**Written problem**
Reproduce all records verbatim.

**Provided data**
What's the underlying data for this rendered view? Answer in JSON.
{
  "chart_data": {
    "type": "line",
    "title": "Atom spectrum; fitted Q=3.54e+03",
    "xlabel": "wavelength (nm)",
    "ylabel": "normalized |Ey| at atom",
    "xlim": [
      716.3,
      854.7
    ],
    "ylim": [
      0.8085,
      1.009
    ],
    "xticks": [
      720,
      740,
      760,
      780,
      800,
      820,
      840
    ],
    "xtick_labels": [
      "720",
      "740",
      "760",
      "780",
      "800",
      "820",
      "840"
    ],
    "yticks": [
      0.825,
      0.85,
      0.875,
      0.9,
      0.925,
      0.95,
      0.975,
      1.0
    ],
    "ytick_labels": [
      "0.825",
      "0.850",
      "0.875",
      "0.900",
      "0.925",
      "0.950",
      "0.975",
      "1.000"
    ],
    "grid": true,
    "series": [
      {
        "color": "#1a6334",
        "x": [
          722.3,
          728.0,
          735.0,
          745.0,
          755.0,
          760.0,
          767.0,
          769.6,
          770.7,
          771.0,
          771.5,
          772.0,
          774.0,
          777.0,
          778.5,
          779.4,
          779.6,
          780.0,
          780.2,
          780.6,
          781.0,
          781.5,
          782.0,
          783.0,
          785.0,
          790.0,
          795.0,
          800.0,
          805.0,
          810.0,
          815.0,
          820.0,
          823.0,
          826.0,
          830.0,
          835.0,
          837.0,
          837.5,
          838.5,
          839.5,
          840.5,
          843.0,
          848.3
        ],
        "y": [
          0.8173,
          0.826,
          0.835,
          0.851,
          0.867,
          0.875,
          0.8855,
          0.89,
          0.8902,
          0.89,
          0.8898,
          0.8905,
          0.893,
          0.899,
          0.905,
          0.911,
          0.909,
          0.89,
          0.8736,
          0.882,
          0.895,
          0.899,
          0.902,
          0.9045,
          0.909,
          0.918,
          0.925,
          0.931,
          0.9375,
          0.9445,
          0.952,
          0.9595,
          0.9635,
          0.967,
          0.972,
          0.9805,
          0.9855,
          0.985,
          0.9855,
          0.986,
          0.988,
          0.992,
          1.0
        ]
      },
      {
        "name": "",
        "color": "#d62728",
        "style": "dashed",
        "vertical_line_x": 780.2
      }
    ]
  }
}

**Final answer**
What's the underlying data for this rendered view? Answer in JSON.
{
  "chart_data": {
    "type": "line",
    "title": "Atom spectrum; fitted Q=3.54e+03",
    "xlabel": "wavelength (nm)",
    "ylabel": "normalized |Ey| at atom",
    "xlim": [
      716.3,
      854.7
    ],
    "ylim": [
      0.8085,
      1.009
    ],
    "xticks": [
      720,
      740,
      760,
      780,
      800,
      820,
      840
    ],
    "xtick_labels": [
      "720",
      "740",
      "760",
      "780",
      "800",
      "820",
      "840"
    ],
    "yticks": [
      0.825,
      0.85,
      0.875,
      0.9,
      0.925,
      0.95,
      0.975,
      1.0
    ],
    "ytick_labels": [
      "0.825",
      "0.850",
      "0.875",
      "0.900",
      "0.925",
      "0.950",
      "0.975",
      "1.000"
    ],
    "grid": true,
    "series": [
      {
        "color": "#1a6334",
        "x": [
          722.3,
          728.0,
          735.0,
          745.0,
          755.0,
          760.0,
          767.0,
          769.6,
          770.7,
          771.0,
          771.5,
          772.0,
          774.0,
          777.0,
          778.5,
          779.4,
          779.6,
          780.0,
          780.2,
          780.6,
          781.0,
          781.5,
          782.0,
          783.0,
          785.0,
          790.0,
          795.0,
          800.0,
          805.0,
          810.0,
          815.0,
          820.0,
          823.0,
          826.0,
          830.0,
          835.0,
          837.0,
          837.5,
          838.5,
          839.5,
          840.5,
          843.0,
          848.3
        ],
        "y": [
          0.8173,
          0.826,
          0.835,
          0.851,
          0.867,
          0.875,
          0.8855,
          0.89,
          0.8902,
          0.89,
          0.8898,
          0.8905,
          0.893,
          0.899,
          0.905,
          0.911,
          0.909,
          0.89,
          0.8736,
          0.882,
          0.895,
          0.899,
          0.902,
          0.9045,
          0.909,
          0.918,
          0.925,
          0.931,
          0.9375,
          0.9445,
          0.952,
          0.9595,
          0.9635,
          0.967,
          0.972,
          0.9805,
          0.9855,
          0.985,
          0.9855,
          0.986,
          0.988,
          0.992,
          1.0
        ]
      },
      {
        "name": "",
        "color": "#d62728",
        "style": "dashed",
        "vertical_line_x": 780.2
      }
    ]
  }
}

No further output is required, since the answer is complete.